* Stated problem *
For each line below that contains the string "Compared", copy that line.
** START OF Task data **
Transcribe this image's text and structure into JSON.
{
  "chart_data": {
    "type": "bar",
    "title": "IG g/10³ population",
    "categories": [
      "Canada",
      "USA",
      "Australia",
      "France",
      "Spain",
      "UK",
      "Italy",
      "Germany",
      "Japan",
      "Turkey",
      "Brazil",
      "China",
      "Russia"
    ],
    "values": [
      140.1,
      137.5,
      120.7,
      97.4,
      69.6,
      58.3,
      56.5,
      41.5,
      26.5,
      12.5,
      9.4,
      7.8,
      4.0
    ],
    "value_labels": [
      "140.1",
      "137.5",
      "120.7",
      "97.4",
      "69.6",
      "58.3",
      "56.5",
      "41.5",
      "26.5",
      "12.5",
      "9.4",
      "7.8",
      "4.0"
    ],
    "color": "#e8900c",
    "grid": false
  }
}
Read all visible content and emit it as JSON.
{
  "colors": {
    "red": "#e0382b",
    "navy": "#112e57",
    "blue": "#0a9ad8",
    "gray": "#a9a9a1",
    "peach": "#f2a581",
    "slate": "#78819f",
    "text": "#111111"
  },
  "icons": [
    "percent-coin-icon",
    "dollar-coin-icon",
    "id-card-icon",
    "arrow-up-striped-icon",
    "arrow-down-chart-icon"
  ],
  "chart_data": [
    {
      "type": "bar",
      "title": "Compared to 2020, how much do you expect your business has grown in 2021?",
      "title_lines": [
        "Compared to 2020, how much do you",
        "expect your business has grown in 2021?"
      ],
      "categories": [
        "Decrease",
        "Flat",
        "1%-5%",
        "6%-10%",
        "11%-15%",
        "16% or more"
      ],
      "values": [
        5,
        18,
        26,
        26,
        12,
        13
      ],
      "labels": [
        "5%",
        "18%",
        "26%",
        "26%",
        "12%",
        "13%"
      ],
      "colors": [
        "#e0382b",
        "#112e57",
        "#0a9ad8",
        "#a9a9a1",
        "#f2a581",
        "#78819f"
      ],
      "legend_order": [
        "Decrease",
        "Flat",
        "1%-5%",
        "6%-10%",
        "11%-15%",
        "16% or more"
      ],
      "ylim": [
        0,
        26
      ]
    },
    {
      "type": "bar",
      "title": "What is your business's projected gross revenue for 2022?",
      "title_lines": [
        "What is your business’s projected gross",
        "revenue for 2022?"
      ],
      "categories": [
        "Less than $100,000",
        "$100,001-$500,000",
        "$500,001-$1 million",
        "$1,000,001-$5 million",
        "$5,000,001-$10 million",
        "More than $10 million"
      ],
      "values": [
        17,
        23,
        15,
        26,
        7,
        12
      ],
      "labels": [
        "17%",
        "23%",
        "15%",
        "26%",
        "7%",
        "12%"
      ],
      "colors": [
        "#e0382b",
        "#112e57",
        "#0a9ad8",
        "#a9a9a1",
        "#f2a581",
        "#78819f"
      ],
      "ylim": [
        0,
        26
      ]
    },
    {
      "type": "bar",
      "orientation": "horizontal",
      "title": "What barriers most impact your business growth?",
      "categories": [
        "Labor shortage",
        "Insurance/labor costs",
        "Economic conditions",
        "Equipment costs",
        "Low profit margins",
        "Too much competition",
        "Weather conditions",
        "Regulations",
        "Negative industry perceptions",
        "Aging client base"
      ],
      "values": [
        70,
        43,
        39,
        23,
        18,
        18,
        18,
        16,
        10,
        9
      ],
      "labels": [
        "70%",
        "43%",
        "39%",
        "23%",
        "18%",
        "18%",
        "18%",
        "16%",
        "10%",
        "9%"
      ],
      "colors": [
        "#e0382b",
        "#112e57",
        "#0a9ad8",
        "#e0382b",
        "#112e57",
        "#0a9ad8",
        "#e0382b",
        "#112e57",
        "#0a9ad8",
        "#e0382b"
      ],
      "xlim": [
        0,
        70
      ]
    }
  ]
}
** END OF Task data **
* Output for this task *
      "title": "Compared to 2020, how much do you expect your business has grown in 2021?",
        "Compared to 2020, how much do you",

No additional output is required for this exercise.